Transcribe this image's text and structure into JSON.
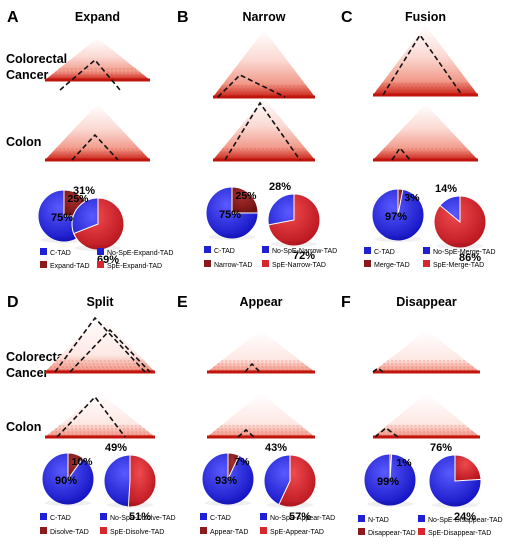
{
  "colors": {
    "blue": "#1f1fd6",
    "red": "#d8262f",
    "darkred": "#8b1a1a",
    "heat_light": "#fde3df",
    "heat_mid": "#f3a192",
    "heat_dark": "#c92116"
  },
  "row_labels": {
    "cancer_line1": "Colorectal",
    "cancer_line2": "Cancer",
    "colon": "Colon"
  },
  "panels": [
    {
      "letter": "A",
      "title": "Expand",
      "pie1": {
        "blue": 75,
        "red": 25,
        "label_blue": "75%",
        "label_red": "25%"
      },
      "pie2": {
        "blue": 31,
        "red": 69,
        "label_blue": "31%",
        "label_red": "69%"
      },
      "legend": [
        "C-TAD",
        "No-SpE-Expand-TAD",
        "Expand-TAD",
        "SpE-Expand-TAD"
      ]
    },
    {
      "letter": "B",
      "title": "Narrow",
      "pie1": {
        "blue": 75,
        "red": 25,
        "label_blue": "75%",
        "label_red": "25%"
      },
      "pie2": {
        "blue": 28,
        "red": 72,
        "label_blue": "28%",
        "label_red": "72%"
      },
      "legend": [
        "C-TAD",
        "No-SpE-Narrow-TAD",
        "Narrow-TAD",
        "SpE-Narrow-TAD"
      ]
    },
    {
      "letter": "C",
      "title": "Fusion",
      "pie1": {
        "blue": 97,
        "red": 3,
        "label_blue": "97%",
        "label_red": "3%"
      },
      "pie2": {
        "blue": 14,
        "red": 86,
        "label_blue": "14%",
        "label_red": "86%"
      },
      "legend": [
        "C-TAD",
        "No-SpE-Merge-TAD",
        "Merge-TAD",
        "SpE-Merge-TAD"
      ]
    },
    {
      "letter": "D",
      "title": "Split",
      "pie1": {
        "blue": 90,
        "red": 10,
        "label_blue": "90%",
        "label_red": "10%"
      },
      "pie2": {
        "blue": 49,
        "red": 51,
        "label_blue": "49%",
        "label_red": "51%"
      },
      "legend": [
        "C-TAD",
        "No-SpE-Disolve-TAD",
        "Disolve-TAD",
        "SpE-Disolve-TAD"
      ]
    },
    {
      "letter": "E",
      "title": "Appear",
      "pie1": {
        "blue": 93,
        "red": 7,
        "label_blue": "93%",
        "label_red": "7%"
      },
      "pie2": {
        "blue": 43,
        "red": 57,
        "label_blue": "43%",
        "label_red": "57%"
      },
      "legend": [
        "C-TAD",
        "No-SpE-Appear-TAD",
        "Appear-TAD",
        "SpE-Appear-TAD"
      ]
    },
    {
      "letter": "F",
      "title": "Disappear",
      "pie1": {
        "blue": 99,
        "red": 1,
        "label_blue": "99%",
        "label_red": "1%"
      },
      "pie2": {
        "blue": 76,
        "red": 24,
        "label_blue": "76%",
        "label_red": "24%"
      },
      "legend": [
        "N-TAD",
        "No-SpE-Disappear-TAD",
        "Disappear-TAD",
        "SpE-Disappear-TAD"
      ]
    }
  ]
}
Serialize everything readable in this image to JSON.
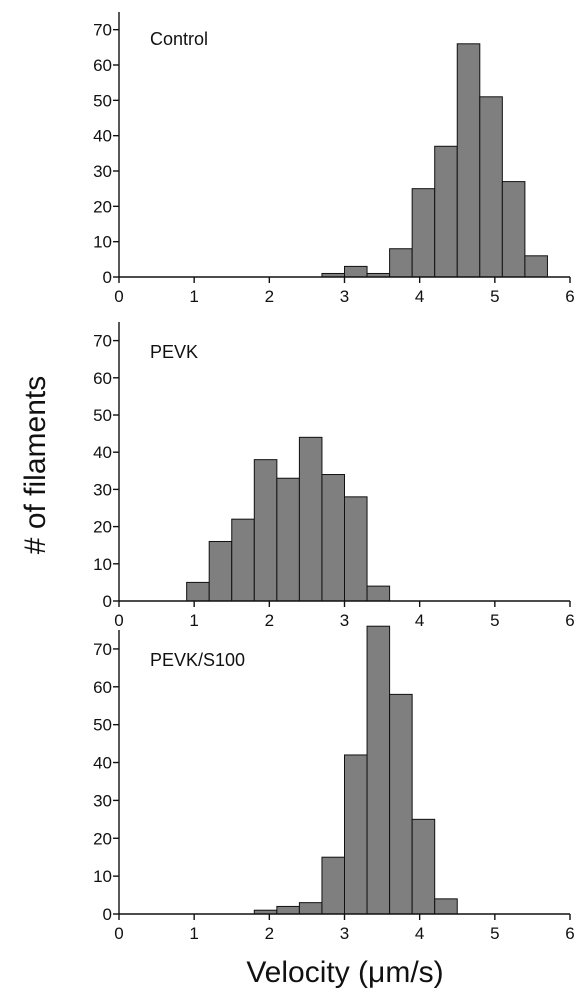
{
  "chart_data": {
    "type": "bar",
    "ylabel": "# of filaments",
    "xlabel": "Velocity (μm/s)",
    "bin_width": 0.3,
    "xlim": [
      0,
      6
    ],
    "ylim": [
      0,
      75
    ],
    "x_ticks": [
      0,
      1,
      2,
      3,
      4,
      5,
      6
    ],
    "y_ticks": [
      0,
      10,
      20,
      30,
      40,
      50,
      60,
      70
    ],
    "panels": [
      {
        "title": "Control",
        "bins": [
          {
            "x": 2.85,
            "value": 1
          },
          {
            "x": 3.15,
            "value": 3
          },
          {
            "x": 3.45,
            "value": 1
          },
          {
            "x": 3.75,
            "value": 8
          },
          {
            "x": 4.05,
            "value": 25
          },
          {
            "x": 4.35,
            "value": 37
          },
          {
            "x": 4.65,
            "value": 66
          },
          {
            "x": 4.95,
            "value": 51
          },
          {
            "x": 5.25,
            "value": 27
          },
          {
            "x": 5.55,
            "value": 6
          }
        ]
      },
      {
        "title": "PEVK",
        "bins": [
          {
            "x": 1.05,
            "value": 5
          },
          {
            "x": 1.35,
            "value": 16
          },
          {
            "x": 1.65,
            "value": 22
          },
          {
            "x": 1.95,
            "value": 38
          },
          {
            "x": 2.25,
            "value": 33
          },
          {
            "x": 2.55,
            "value": 44
          },
          {
            "x": 2.85,
            "value": 34
          },
          {
            "x": 3.15,
            "value": 28
          },
          {
            "x": 3.45,
            "value": 4
          }
        ]
      },
      {
        "title": "PEVK/S100",
        "bins": [
          {
            "x": 1.95,
            "value": 1
          },
          {
            "x": 2.25,
            "value": 2
          },
          {
            "x": 2.55,
            "value": 3
          },
          {
            "x": 2.85,
            "value": 15
          },
          {
            "x": 3.15,
            "value": 42
          },
          {
            "x": 3.45,
            "value": 76
          },
          {
            "x": 3.75,
            "value": 58
          },
          {
            "x": 4.05,
            "value": 25
          },
          {
            "x": 4.35,
            "value": 4
          }
        ]
      }
    ]
  }
}
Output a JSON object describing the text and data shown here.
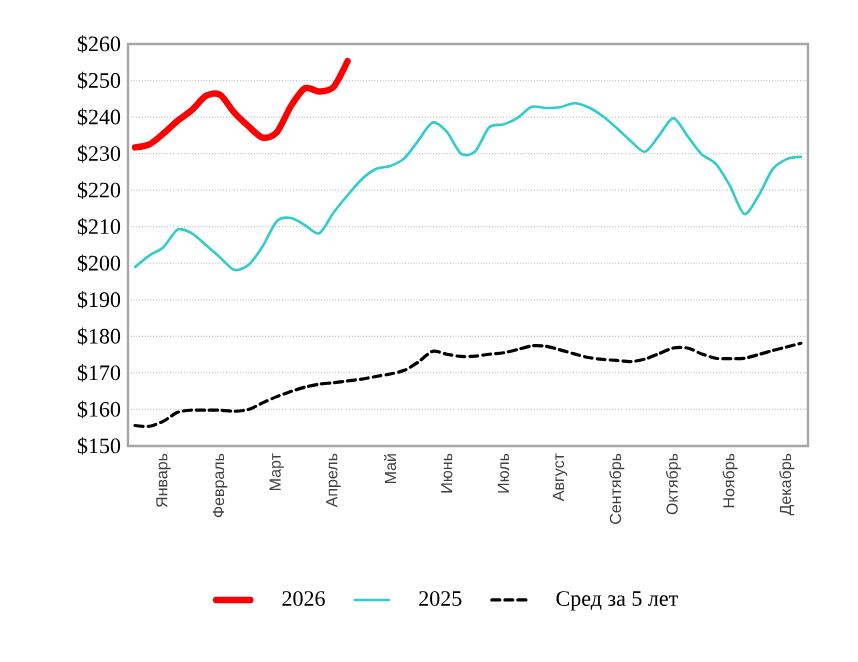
{
  "chart_data": {
    "type": "line",
    "categories": [
      null,
      null,
      "Январь",
      null,
      null,
      null,
      "Февраль",
      null,
      null,
      null,
      "Март",
      null,
      null,
      null,
      "Апрель",
      null,
      null,
      null,
      "Май",
      null,
      null,
      null,
      "Июнь",
      null,
      null,
      null,
      "Июль",
      null,
      null,
      null,
      "Август",
      null,
      null,
      null,
      "Сентябрь",
      null,
      null,
      null,
      "Октябрь",
      null,
      null,
      null,
      "Ноябрь",
      null,
      null,
      null,
      "Декабрь",
      null
    ],
    "ylim": [
      150,
      260
    ],
    "yticks": [
      {
        "value": 150,
        "label": "$150"
      },
      {
        "value": 160,
        "label": "$160"
      },
      {
        "value": 170,
        "label": "$170"
      },
      {
        "value": 180,
        "label": "$180"
      },
      {
        "value": 190,
        "label": "$190"
      },
      {
        "value": 200,
        "label": "$200"
      },
      {
        "value": 210,
        "label": "$210"
      },
      {
        "value": 220,
        "label": "$220"
      },
      {
        "value": 230,
        "label": "$230"
      },
      {
        "value": 240,
        "label": "$240"
      },
      {
        "value": 250,
        "label": "$250"
      },
      {
        "value": 260,
        "label": "$260"
      }
    ],
    "grid": "y",
    "legend": "bottom",
    "marker": "none",
    "series": [
      {
        "name": "2026",
        "color": "#ff0000",
        "line_style": "solid",
        "values": [
          231.7,
          232.5,
          235.5,
          239.0,
          241.9,
          245.8,
          246.1,
          241.2,
          237.5,
          234.4,
          235.8,
          243.0,
          247.9,
          247.0,
          248.2,
          255.3,
          null,
          null,
          null,
          null,
          null,
          null,
          null,
          null,
          null,
          null,
          null,
          null,
          null,
          null,
          null,
          null,
          null,
          null,
          null,
          null,
          null,
          null,
          null,
          null,
          null,
          null,
          null,
          null,
          null,
          null,
          null,
          null
        ]
      },
      {
        "name": "2025",
        "color": "#33cccc",
        "line_style": "solid",
        "values": [
          199.0,
          202.1,
          204.4,
          209.2,
          208.2,
          205.0,
          201.6,
          198.2,
          199.5,
          204.6,
          211.5,
          212.4,
          210.4,
          208.2,
          213.8,
          218.6,
          223.0,
          225.8,
          226.6,
          228.7,
          233.6,
          238.5,
          236.0,
          230.0,
          230.6,
          237.2,
          238.0,
          239.8,
          242.8,
          242.5,
          242.7,
          243.8,
          242.7,
          240.3,
          237.0,
          233.4,
          230.5,
          235.0,
          239.7,
          234.8,
          229.8,
          227.2,
          221.1,
          213.5,
          218.4,
          225.7,
          228.5,
          229.1
        ]
      },
      {
        "name": "Сред за 5 лет",
        "color": "#000000",
        "line_style": "dashed",
        "values": [
          155.6,
          155.4,
          156.8,
          159.2,
          159.8,
          159.8,
          159.8,
          159.5,
          160.0,
          161.8,
          163.5,
          164.9,
          166.1,
          166.9,
          167.3,
          167.8,
          168.3,
          169.0,
          169.7,
          170.7,
          173.0,
          175.9,
          175.1,
          174.5,
          174.6,
          175.1,
          175.5,
          176.4,
          177.4,
          177.3,
          176.3,
          175.2,
          174.2,
          173.7,
          173.4,
          173.1,
          173.8,
          175.3,
          176.8,
          176.8,
          175.2,
          174.0,
          173.9,
          174.0,
          175.0,
          176.1,
          177.1,
          178.1
        ]
      }
    ]
  }
}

Direction =>
Filter the listing for the word "image" and copy every line that holds it.

Written response =>
Transcribe this image's text and structure into JSON.
Serialize everything readable in this image to JSON.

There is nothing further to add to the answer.